--- START THE INPUT ---
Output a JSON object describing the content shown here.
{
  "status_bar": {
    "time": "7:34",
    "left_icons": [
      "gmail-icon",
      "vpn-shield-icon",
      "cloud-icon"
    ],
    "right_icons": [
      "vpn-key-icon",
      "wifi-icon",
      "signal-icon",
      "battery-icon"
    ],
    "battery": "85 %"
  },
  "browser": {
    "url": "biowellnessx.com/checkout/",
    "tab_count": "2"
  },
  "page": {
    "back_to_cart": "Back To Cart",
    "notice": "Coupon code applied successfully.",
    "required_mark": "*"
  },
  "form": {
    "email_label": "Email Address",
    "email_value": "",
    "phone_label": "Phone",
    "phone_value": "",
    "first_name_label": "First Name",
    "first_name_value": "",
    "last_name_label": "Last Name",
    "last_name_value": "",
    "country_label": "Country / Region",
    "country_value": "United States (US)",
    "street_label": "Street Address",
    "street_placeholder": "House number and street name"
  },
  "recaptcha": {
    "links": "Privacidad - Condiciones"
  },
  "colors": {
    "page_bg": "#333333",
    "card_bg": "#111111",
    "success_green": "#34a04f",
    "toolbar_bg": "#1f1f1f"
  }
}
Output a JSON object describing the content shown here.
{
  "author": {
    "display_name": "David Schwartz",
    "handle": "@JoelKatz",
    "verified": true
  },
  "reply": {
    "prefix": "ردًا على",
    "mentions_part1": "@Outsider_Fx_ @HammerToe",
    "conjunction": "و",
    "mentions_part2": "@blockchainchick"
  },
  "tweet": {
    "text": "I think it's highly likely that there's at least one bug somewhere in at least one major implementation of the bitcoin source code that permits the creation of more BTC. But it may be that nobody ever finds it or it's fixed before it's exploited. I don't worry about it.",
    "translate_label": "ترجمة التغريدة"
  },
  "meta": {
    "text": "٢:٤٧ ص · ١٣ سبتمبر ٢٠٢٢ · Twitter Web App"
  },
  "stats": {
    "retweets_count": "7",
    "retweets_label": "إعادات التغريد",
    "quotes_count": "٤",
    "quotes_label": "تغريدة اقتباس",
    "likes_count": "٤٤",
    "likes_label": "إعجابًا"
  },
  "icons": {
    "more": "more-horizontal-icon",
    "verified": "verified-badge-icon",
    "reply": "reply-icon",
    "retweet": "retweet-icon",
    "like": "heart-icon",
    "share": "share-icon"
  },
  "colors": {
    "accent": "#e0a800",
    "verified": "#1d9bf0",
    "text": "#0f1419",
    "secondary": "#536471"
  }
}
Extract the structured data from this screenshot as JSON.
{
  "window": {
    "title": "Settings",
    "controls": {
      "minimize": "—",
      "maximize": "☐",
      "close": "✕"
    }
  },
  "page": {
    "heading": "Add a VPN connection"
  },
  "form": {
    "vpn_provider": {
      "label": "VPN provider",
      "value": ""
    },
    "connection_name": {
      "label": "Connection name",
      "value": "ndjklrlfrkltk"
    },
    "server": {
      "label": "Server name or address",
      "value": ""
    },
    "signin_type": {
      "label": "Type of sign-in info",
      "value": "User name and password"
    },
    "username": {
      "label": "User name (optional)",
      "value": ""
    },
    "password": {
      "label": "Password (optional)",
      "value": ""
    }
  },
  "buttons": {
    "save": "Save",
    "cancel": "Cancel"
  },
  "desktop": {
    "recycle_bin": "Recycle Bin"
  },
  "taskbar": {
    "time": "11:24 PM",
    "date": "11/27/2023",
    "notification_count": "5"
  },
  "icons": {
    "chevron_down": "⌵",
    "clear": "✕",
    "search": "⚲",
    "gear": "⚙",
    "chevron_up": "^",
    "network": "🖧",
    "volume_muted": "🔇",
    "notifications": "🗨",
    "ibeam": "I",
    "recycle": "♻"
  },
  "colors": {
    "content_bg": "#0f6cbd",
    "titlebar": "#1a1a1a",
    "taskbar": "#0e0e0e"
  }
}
--- END THE INPUT ---
Quote every line of the data, word for word.

_EXPECTED OUTPUT:_
Output a JSON object describing the content shown here.
{
  "status_bar": {
    "time": "7:34",
    "left_icons": [
      "gmail-icon",
      "vpn-shield-icon",
      "cloud-icon"
    ],
    "right_icons": [
      "vpn-key-icon",
      "wifi-icon",
      "signal-icon",
      "battery-icon"
    ],
    "battery": "85 %"
  },
  "browser": {
    "url": "biowellnessx.com/checkout/",
    "tab_count": "2"
  },
  "page": {
    "back_to_cart": "Back To Cart",
    "notice": "Coupon code applied successfully.",
    "required_mark": "*"
  },
  "form": {
    "email_label": "Email Address",
    "email_value": "",
    "phone_label": "Phone",
    "phone_value": "",
    "first_name_label": "First Name",
    "first_name_value": "",
    "last_name_label": "Last Name",
    "last_name_value": "",
    "country_label": "Country / Region",
    "country_value": "United States (US)",
    "street_label": "Street Address",
    "street_placeholder": "House number and street name"
  },
  "recaptcha": {
    "links": "Privacidad - Condiciones"
  },
  "colors": {
    "page_bg": "#333333",
    "card_bg": "#111111",
    "success_green": "#34a04f",
    "toolbar_bg": "#1f1f1f"
  }
}
Output a JSON object describing the content shown here.
{
  "author": {
    "display_name": "David Schwartz",
    "handle": "@JoelKatz",
    "verified": true
  },
  "reply": {
    "prefix": "ردًا على",
    "mentions_part1": "@Outsider_Fx_ @HammerToe",
    "conjunction": "و",
    "mentions_part2": "@blockchainchick"
  },
  "tweet": {
    "text": "I think it's highly likely that there's at least one bug somewhere in at least one major implementation of the bitcoin source code that permits the creation of more BTC. But it may be that nobody ever finds it or it's fixed before it's exploited. I don't worry about it.",
    "translate_label": "ترجمة التغريدة"
  },
  "meta": {
    "text": "٢:٤٧ ص · ١٣ سبتمبر ٢٠٢٢ · Twitter Web App"
  },
  "stats": {
    "retweets_count": "7",
    "retweets_label": "إعادات التغريد",
    "quotes_count": "٤",
    "quotes_label": "تغريدة اقتباس",
    "likes_count": "٤٤",
    "likes_label": "إعجابًا"
  },
  "icons": {
    "more": "more-horizontal-icon",
    "verified": "verified-badge-icon",
    "reply": "reply-icon",
    "retweet": "retweet-icon",
    "like": "heart-icon",
    "share": "share-icon"
  },
  "colors": {
    "accent": "#e0a800",
    "verified": "#1d9bf0",
    "text": "#0f1419",
    "secondary": "#536471"
  }
}
Extract the structured data from this screenshot as JSON.
{
  "window": {
    "title": "Settings",
    "controls": {
      "minimize": "—",
      "maximize": "☐",
      "close": "✕"
    }
  },
  "page": {
    "heading": "Add a VPN connection"
  },
  "form": {
    "vpn_provider": {
      "label": "VPN provider",
      "value": ""
    },
    "connection_name": {
      "label": "Connection name",
      "value": "ndjklrlfrkltk"
    },
    "server": {
      "label": "Server name or address",
      "value": ""
    },
    "signin_type": {
      "label": "Type of sign-in info",
      "value": "User name and password"
    },
    "username": {
      "label": "User name (optional)",
      "value": ""
    },
    "password": {
      "label": "Password (optional)",
      "value": ""
    }
  },
  "buttons": {
    "save": "Save",
    "cancel": "Cancel"
  },
  "desktop": {
    "recycle_bin": "Recycle Bin"
  },
  "taskbar": {
    "time": "11:24 PM",
    "date": "11/27/2023",
    "notification_count": "5"
  },
  "icons": {
    "chevron_down": "⌵",
    "clear": "✕",
    "search": "⚲",
    "gear": "⚙",
    "chevron_up": "^",
    "network": "🖧",
    "volume_muted": "🔇",
    "notifications": "🗨",
    "ibeam": "I",
    "recycle": "♻"
  },
  "colors": {
    "content_bg": "#0f6cbd",
    "titlebar": "#1a1a1a",
    "taskbar": "#0e0e0e"
  }
}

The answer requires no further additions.